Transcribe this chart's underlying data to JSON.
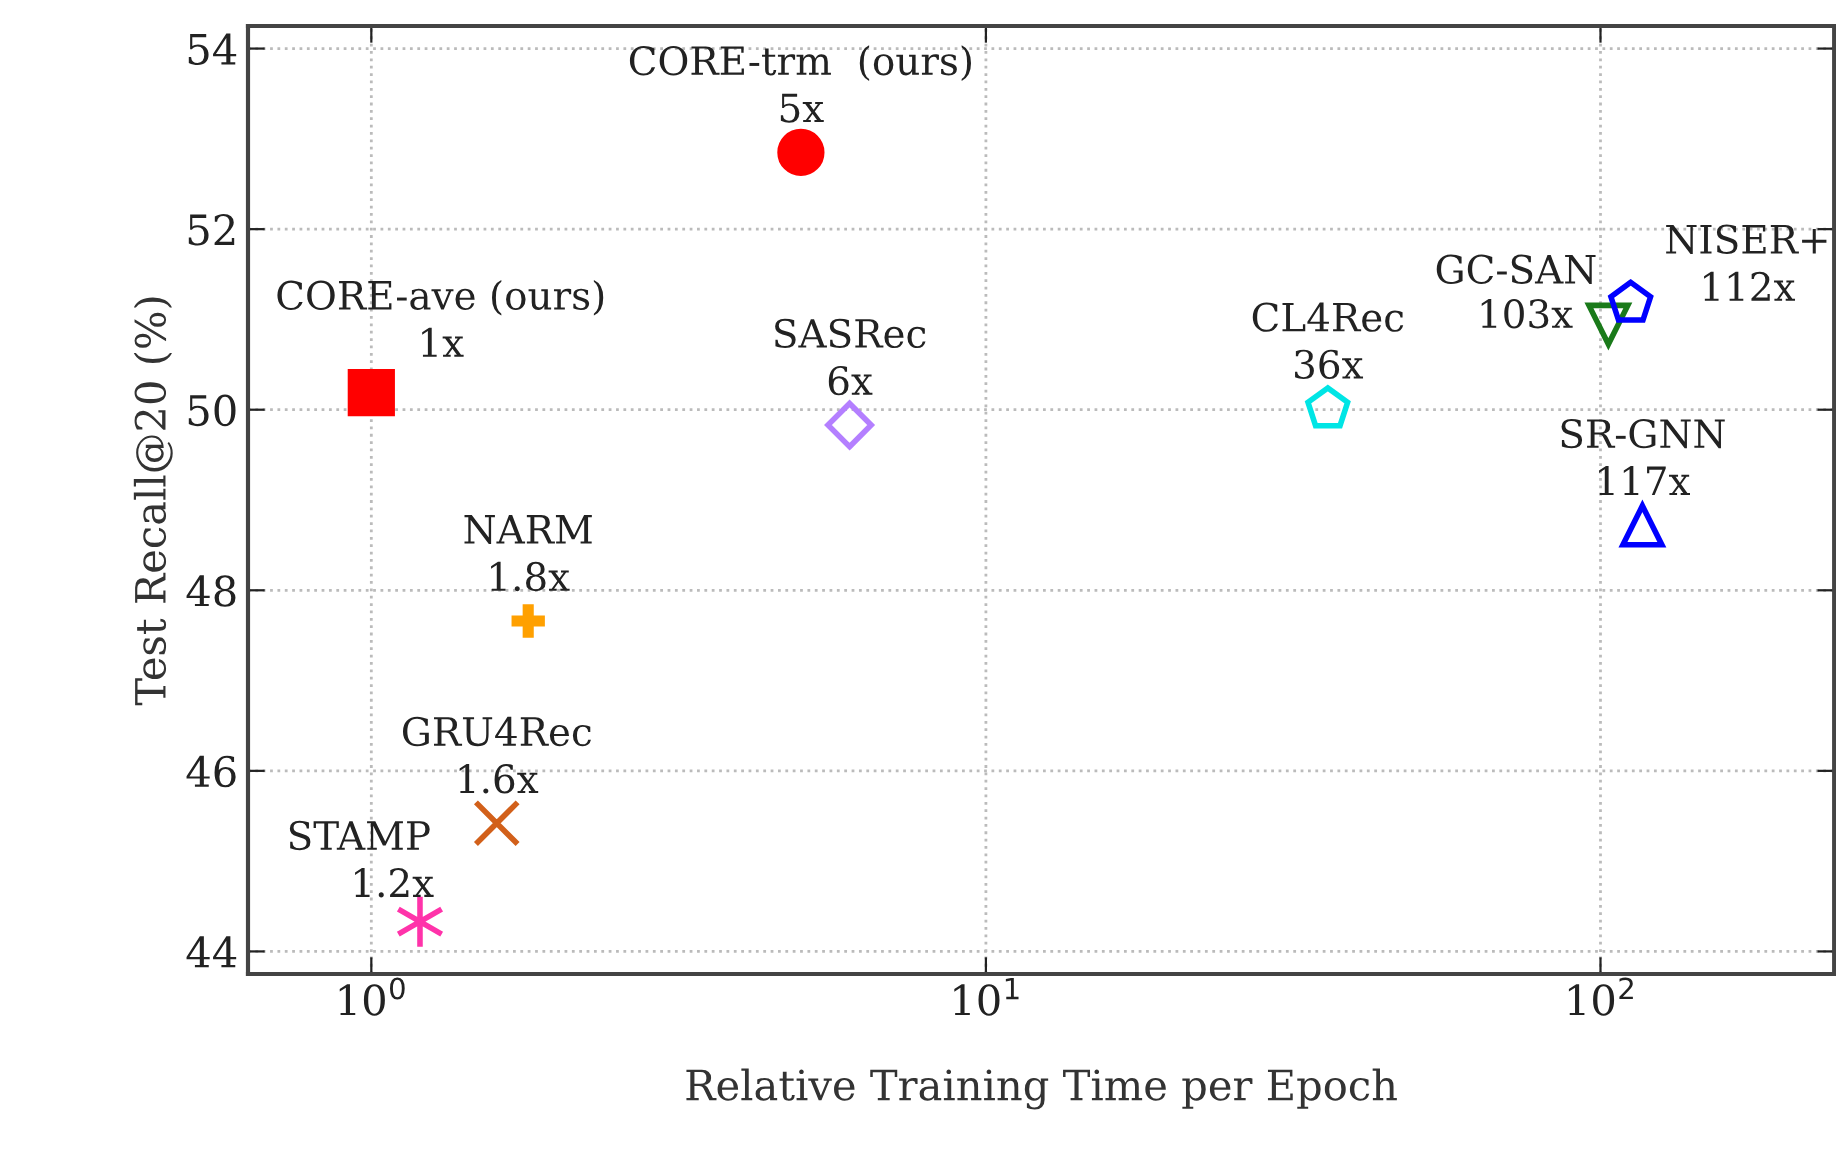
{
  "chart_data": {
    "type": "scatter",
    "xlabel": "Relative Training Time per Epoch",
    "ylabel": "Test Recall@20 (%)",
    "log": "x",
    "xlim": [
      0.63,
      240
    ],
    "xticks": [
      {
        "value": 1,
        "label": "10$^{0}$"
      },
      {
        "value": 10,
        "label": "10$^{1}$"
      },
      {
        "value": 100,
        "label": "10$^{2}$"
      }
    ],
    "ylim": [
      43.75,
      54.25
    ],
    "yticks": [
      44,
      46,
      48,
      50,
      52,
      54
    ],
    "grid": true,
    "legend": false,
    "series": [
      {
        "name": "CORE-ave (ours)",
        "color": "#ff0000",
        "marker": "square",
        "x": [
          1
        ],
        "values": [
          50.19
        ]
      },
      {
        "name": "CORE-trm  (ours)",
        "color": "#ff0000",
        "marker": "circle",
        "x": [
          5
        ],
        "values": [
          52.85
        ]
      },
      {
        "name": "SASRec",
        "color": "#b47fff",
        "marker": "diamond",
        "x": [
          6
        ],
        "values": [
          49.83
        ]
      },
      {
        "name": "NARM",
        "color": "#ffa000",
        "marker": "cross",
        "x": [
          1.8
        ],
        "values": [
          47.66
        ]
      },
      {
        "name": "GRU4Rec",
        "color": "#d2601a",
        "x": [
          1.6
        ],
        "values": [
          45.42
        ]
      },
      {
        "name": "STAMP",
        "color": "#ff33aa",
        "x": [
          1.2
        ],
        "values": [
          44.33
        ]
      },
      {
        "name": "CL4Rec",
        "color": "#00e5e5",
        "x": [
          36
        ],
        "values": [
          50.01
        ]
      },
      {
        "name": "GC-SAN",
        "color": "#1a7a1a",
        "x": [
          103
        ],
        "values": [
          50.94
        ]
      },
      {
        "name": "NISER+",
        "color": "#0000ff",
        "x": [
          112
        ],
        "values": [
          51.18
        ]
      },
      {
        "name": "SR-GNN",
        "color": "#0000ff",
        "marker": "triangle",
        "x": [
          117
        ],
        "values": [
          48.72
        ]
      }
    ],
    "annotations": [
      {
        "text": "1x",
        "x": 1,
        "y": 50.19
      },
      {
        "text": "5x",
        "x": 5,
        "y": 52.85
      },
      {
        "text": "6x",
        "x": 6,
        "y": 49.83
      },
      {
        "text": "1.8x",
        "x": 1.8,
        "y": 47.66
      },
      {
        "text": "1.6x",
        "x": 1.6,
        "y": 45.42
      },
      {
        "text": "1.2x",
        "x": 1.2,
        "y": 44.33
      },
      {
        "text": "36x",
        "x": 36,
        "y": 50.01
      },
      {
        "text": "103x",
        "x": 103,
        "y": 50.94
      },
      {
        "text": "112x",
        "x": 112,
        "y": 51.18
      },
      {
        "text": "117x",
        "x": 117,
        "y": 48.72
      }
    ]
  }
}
* * * *
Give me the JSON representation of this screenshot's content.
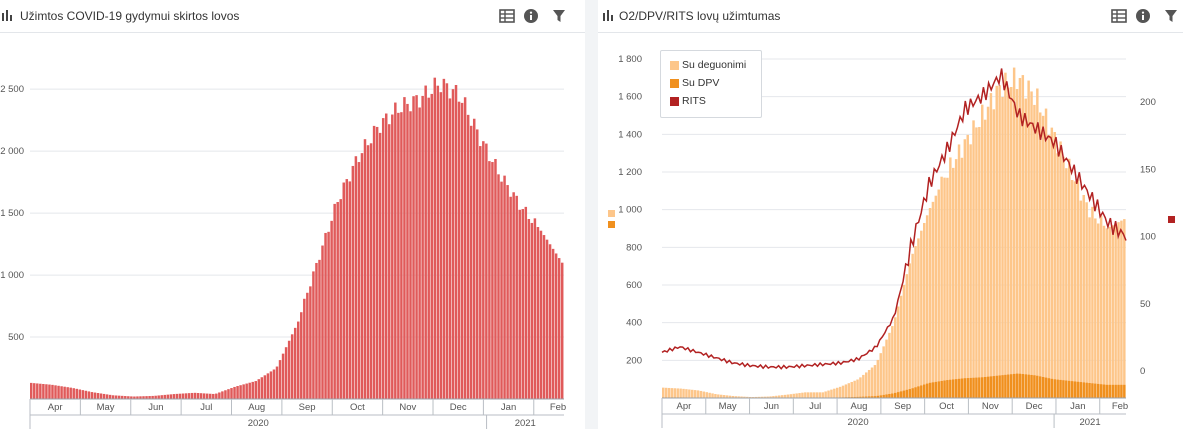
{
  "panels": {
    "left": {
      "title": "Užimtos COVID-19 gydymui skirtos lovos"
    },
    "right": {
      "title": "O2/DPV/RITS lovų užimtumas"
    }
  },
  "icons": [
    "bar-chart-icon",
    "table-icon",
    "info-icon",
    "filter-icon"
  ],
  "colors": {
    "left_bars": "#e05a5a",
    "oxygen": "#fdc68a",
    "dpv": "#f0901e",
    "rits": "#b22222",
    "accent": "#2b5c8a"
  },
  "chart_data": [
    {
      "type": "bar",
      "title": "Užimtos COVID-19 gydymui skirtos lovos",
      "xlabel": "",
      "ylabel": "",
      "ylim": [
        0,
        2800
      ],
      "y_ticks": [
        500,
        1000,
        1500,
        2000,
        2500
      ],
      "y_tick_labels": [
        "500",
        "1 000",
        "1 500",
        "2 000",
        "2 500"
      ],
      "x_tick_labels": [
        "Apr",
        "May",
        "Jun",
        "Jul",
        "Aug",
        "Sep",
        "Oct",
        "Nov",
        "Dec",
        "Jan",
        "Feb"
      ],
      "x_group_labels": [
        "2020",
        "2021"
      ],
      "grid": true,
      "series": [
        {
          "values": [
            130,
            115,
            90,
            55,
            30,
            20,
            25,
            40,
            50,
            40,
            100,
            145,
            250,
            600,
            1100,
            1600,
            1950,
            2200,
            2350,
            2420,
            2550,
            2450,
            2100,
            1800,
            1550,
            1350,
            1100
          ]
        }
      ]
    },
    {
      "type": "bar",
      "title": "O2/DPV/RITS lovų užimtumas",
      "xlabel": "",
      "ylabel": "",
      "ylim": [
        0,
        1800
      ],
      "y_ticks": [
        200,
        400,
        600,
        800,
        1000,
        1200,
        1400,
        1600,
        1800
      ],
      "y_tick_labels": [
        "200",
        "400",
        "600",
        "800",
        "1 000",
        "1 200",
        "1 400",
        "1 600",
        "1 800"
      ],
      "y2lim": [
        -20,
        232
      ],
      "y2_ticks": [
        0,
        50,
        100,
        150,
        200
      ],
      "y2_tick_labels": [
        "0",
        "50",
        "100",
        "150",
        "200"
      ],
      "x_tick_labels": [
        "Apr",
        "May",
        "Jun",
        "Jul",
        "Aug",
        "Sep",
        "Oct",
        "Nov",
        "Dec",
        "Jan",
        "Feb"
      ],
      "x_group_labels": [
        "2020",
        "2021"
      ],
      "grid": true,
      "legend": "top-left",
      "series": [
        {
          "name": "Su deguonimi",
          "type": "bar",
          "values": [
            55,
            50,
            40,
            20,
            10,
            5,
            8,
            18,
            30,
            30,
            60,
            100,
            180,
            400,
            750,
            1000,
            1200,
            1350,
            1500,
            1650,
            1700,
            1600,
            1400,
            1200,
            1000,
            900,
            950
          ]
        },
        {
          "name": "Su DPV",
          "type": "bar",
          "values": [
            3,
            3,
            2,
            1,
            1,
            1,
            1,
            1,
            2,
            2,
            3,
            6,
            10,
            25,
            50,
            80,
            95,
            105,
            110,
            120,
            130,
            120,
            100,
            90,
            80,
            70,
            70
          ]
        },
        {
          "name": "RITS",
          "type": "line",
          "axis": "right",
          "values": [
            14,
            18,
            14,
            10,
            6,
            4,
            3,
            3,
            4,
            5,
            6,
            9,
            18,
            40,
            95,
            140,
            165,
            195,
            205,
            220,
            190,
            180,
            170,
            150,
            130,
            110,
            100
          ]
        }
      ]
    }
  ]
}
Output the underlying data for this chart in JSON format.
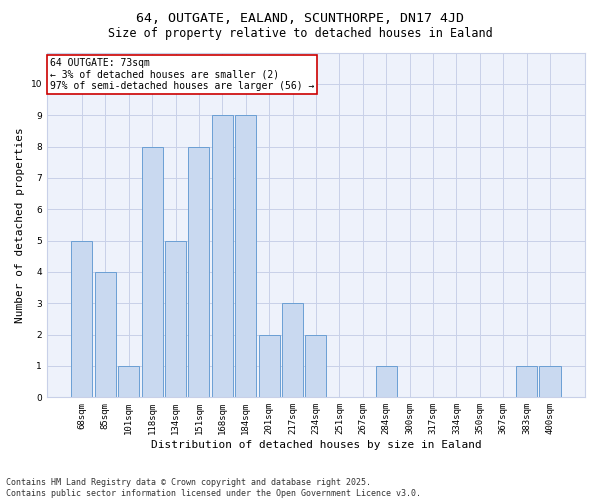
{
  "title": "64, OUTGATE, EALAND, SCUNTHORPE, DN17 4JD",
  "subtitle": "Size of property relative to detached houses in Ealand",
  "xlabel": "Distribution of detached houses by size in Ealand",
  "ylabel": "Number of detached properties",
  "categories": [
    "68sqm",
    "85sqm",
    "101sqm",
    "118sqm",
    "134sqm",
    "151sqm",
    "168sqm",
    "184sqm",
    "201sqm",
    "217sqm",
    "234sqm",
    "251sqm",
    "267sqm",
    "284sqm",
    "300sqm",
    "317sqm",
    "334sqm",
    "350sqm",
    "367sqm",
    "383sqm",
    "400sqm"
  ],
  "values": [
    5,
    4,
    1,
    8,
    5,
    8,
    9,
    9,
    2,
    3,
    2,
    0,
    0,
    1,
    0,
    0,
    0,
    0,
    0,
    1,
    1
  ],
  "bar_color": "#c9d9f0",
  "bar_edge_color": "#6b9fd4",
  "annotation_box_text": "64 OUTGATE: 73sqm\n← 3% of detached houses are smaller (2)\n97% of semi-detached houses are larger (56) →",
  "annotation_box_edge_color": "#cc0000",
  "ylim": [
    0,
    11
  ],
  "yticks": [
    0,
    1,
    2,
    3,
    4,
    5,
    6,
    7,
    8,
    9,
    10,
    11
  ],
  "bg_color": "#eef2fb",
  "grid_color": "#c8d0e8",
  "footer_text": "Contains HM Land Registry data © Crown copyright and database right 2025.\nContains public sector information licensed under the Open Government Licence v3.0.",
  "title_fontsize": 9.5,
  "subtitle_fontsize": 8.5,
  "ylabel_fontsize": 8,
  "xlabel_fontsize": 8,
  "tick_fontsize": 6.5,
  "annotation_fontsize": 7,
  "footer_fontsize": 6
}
* * * *
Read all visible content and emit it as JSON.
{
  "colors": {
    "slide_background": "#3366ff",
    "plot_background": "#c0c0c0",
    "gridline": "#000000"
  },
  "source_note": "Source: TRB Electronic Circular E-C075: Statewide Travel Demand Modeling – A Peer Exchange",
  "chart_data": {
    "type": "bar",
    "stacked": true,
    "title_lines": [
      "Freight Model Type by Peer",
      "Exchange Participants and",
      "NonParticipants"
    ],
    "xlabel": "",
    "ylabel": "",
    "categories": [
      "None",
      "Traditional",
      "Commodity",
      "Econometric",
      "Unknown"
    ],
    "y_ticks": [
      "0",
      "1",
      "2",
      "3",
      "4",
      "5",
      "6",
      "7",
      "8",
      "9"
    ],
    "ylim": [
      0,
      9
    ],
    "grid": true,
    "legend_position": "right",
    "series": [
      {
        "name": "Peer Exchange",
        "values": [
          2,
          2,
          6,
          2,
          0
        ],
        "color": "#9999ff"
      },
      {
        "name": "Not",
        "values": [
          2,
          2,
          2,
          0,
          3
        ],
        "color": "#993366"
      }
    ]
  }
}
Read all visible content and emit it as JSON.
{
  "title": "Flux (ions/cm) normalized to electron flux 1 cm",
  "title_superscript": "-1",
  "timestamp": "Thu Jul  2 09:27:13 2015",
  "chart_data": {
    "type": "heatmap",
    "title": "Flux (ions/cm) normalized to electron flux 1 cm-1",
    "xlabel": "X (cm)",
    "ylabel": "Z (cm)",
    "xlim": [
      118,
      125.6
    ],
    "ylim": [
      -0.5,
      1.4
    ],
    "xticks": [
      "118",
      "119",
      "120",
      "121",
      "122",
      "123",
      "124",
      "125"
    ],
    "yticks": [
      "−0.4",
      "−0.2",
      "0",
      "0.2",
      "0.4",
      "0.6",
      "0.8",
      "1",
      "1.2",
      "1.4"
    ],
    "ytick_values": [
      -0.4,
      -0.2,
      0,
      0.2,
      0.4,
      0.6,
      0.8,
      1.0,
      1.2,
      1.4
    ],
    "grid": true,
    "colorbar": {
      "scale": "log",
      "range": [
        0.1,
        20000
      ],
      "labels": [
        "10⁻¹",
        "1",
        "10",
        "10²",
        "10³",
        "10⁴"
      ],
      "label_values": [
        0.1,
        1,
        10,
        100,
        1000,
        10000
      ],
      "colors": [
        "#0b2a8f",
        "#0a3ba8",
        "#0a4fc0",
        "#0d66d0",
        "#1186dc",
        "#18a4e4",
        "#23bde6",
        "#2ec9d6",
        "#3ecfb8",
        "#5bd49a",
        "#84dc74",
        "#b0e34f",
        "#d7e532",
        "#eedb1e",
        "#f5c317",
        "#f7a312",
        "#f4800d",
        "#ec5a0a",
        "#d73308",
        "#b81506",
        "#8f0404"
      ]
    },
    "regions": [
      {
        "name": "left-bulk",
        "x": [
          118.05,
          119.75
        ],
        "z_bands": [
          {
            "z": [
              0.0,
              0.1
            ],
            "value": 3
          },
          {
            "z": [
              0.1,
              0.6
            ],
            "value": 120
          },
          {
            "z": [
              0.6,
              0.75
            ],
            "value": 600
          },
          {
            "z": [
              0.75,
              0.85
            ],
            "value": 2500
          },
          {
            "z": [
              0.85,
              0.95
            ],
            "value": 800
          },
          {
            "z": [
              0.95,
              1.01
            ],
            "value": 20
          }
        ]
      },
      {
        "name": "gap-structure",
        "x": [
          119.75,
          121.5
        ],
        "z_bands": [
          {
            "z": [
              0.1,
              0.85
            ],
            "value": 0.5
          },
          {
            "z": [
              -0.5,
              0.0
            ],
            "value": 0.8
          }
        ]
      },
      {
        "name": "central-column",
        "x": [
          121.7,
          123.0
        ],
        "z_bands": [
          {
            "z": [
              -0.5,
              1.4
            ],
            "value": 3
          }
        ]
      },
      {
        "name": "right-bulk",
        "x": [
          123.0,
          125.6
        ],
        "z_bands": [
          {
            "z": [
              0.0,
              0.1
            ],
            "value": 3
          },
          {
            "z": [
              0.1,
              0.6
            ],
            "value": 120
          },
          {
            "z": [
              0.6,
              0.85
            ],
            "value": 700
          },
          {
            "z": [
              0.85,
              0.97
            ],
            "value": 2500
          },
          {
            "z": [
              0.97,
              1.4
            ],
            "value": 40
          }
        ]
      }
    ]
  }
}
* * * *
## Exercise task
Return all lines of the material above in which the word "underlying" occurs.

## Answer to the exercise
Transcribe this chart's underlying data to JSON.
Output the underlying data for this chart in JSON format.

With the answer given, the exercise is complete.